━━ Material shown

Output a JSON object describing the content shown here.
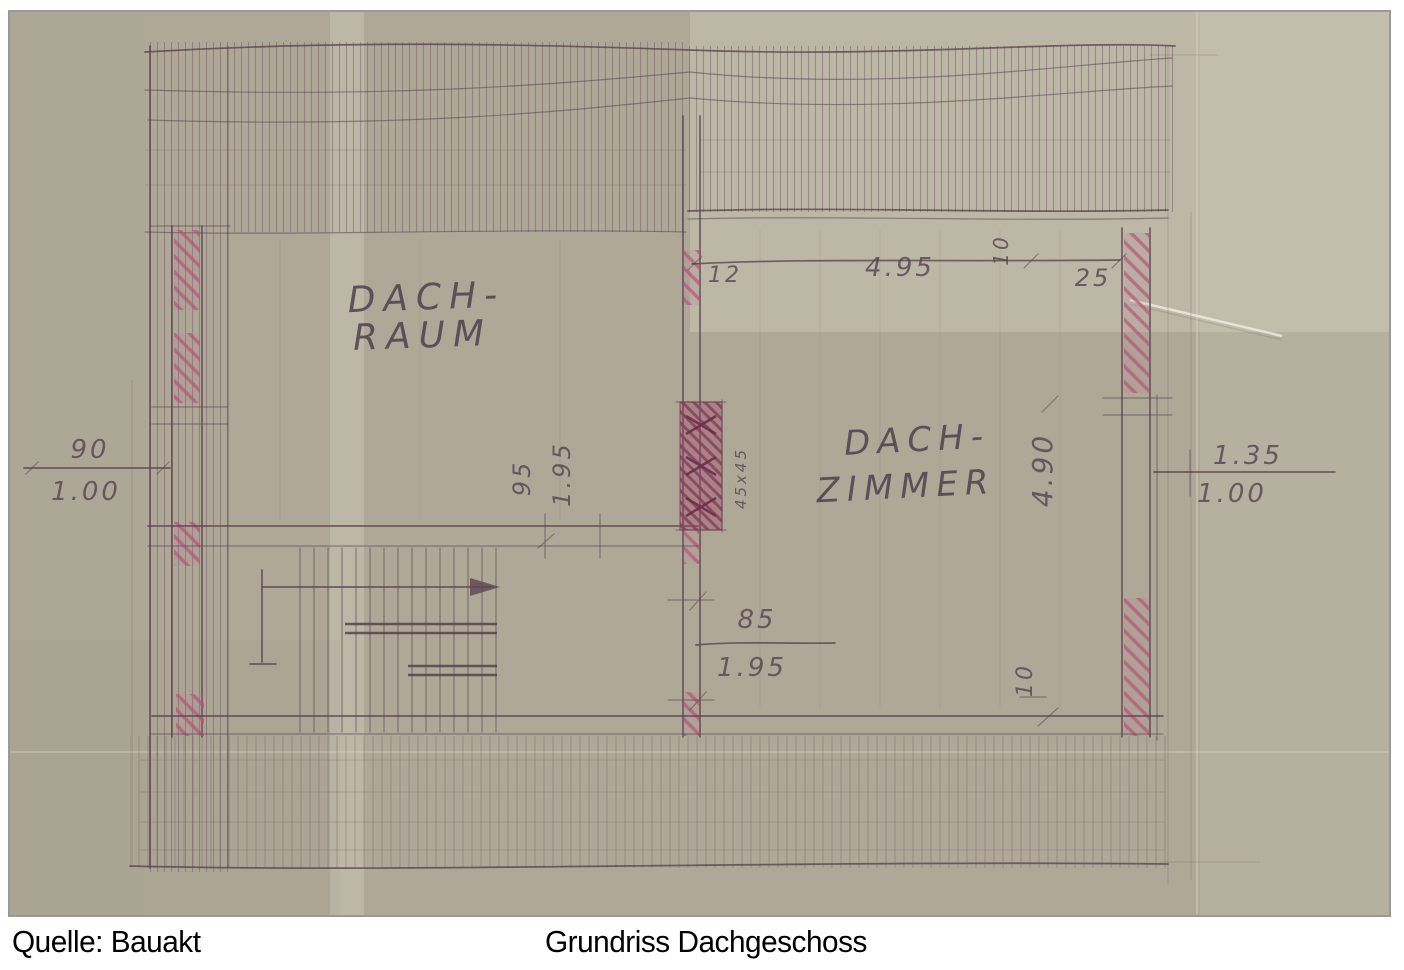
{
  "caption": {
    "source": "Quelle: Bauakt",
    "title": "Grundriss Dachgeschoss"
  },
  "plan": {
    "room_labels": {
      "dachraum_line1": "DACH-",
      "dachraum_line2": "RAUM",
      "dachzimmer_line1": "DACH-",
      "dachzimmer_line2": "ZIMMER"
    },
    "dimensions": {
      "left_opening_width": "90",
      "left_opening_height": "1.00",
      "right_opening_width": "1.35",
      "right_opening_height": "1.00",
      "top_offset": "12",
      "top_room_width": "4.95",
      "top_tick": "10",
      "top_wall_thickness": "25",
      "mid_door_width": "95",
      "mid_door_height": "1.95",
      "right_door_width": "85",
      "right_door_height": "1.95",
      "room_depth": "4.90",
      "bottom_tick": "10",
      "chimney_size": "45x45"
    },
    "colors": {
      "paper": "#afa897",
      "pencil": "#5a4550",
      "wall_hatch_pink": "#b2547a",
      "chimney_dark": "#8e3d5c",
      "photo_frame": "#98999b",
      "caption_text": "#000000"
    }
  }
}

━━━━

Print every entry above again without changing a word, and omit the pictures.

(Result for this task):
Output a JSON object describing the content shown here.
{
  "caption": {
    "source": "Quelle: Bauakt",
    "title": "Grundriss Dachgeschoss"
  },
  "plan": {
    "room_labels": {
      "dachraum_line1": "DACH-",
      "dachraum_line2": "RAUM",
      "dachzimmer_line1": "DACH-",
      "dachzimmer_line2": "ZIMMER"
    },
    "dimensions": {
      "left_opening_width": "90",
      "left_opening_height": "1.00",
      "right_opening_width": "1.35",
      "right_opening_height": "1.00",
      "top_offset": "12",
      "top_room_width": "4.95",
      "top_tick": "10",
      "top_wall_thickness": "25",
      "mid_door_width": "95",
      "mid_door_height": "1.95",
      "right_door_width": "85",
      "right_door_height": "1.95",
      "room_depth": "4.90",
      "bottom_tick": "10",
      "chimney_size": "45x45"
    },
    "colors": {
      "paper": "#afa897",
      "pencil": "#5a4550",
      "wall_hatch_pink": "#b2547a",
      "chimney_dark": "#8e3d5c",
      "photo_frame": "#98999b",
      "caption_text": "#000000"
    }
  }
}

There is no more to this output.